Requirement – Locate every line in the material below that has the word "title". Copy each of those lines.

[Dataset rows about figures]

══════

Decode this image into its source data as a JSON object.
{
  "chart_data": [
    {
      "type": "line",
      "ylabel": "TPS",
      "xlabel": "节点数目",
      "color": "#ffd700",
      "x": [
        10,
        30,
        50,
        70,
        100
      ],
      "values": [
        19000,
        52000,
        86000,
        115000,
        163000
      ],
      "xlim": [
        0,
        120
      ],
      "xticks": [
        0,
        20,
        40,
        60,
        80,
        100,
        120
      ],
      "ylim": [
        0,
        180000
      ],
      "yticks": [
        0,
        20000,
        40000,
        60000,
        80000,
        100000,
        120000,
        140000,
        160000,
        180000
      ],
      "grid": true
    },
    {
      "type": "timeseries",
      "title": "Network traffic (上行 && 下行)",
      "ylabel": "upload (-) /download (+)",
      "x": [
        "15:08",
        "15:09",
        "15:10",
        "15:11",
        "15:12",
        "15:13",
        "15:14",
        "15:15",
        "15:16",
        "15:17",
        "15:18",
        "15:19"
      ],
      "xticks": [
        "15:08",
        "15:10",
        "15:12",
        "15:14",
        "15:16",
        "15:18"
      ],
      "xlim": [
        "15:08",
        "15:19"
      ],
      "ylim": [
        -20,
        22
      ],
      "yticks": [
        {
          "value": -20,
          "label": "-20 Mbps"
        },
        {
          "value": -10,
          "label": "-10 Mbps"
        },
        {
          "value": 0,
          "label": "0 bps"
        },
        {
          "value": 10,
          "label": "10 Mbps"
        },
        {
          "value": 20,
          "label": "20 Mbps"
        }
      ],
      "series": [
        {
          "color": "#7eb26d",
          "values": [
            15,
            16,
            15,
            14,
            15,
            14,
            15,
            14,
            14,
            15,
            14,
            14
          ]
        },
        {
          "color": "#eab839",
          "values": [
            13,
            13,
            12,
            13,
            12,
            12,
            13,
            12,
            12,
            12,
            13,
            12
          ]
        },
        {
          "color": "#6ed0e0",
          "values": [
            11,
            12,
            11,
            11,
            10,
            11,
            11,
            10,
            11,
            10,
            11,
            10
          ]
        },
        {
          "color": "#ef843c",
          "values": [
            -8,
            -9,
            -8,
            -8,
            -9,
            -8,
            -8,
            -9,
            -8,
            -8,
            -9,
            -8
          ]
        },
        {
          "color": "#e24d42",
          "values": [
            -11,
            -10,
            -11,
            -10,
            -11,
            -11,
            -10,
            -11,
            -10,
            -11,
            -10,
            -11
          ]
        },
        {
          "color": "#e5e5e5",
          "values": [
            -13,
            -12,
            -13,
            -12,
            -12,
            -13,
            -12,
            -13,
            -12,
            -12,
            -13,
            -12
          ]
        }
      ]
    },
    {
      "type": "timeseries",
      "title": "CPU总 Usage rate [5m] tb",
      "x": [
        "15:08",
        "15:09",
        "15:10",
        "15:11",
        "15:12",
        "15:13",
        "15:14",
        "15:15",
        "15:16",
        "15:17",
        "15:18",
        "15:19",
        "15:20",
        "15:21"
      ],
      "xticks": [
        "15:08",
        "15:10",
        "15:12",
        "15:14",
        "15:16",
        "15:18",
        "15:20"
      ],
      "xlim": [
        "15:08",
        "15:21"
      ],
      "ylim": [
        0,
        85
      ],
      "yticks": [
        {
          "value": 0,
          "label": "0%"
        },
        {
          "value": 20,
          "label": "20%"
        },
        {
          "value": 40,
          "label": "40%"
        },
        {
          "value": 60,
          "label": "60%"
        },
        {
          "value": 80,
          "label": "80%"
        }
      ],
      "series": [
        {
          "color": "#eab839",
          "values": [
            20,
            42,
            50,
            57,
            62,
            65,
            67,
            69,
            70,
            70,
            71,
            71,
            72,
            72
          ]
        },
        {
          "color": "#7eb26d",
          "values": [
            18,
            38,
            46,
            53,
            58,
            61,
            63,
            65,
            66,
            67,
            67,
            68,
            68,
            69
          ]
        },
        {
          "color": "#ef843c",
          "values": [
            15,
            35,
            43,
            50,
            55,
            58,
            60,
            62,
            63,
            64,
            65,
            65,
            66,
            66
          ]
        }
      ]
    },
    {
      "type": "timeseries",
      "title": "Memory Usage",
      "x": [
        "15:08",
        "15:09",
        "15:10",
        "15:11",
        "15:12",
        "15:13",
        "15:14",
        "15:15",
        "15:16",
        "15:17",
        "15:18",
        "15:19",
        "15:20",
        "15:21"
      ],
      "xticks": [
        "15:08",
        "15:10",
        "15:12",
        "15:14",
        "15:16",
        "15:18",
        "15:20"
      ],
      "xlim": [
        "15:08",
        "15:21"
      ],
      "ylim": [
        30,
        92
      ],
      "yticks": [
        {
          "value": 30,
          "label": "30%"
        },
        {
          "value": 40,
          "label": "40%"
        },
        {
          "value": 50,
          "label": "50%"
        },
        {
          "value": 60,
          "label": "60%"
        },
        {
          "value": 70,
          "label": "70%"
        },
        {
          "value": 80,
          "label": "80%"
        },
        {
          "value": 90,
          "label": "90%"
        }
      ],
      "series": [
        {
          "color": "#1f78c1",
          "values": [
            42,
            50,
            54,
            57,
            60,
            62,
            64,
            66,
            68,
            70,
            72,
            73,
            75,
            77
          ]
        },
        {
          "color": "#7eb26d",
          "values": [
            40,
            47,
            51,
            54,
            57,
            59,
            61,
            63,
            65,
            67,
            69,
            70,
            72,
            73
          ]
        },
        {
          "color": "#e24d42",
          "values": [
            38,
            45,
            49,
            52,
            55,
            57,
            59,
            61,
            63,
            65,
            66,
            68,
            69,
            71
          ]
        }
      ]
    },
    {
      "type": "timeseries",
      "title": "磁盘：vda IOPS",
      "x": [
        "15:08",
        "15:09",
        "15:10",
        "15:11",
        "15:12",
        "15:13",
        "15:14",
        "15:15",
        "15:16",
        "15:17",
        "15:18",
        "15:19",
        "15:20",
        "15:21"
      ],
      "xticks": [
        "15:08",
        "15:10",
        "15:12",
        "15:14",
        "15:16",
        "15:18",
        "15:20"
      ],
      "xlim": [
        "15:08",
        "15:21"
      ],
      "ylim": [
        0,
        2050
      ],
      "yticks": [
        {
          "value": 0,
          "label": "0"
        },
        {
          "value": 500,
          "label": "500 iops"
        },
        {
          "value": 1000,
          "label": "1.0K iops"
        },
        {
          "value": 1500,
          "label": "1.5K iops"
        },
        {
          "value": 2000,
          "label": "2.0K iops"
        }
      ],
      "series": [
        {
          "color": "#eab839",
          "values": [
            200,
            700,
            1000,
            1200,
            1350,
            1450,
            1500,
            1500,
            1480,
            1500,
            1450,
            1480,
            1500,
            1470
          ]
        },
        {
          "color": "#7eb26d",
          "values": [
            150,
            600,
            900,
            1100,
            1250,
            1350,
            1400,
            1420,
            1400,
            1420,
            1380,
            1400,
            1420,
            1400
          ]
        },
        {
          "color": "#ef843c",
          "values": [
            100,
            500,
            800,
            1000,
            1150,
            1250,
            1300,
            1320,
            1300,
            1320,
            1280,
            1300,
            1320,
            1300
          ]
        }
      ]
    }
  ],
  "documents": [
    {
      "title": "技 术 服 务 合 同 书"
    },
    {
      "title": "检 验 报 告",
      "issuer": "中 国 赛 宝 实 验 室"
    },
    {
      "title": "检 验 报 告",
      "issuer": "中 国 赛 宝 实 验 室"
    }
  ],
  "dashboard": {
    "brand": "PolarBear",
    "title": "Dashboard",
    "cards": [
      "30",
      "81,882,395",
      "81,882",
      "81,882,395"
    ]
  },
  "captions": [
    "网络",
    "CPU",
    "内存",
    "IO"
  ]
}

══════

Written answer –
      "title": "Network traffic (上行 && 下行)",
      "title": "CPU总 Usage rate [5m] tb",
      "title": "Memory Usage",
      "title": "磁盘：vda IOPS",
      "title": "技 术 服 务 合 同 书"
      "title": "检 验 报 告",
      "title": "检 验 报 告",
    "title": "Dashboard",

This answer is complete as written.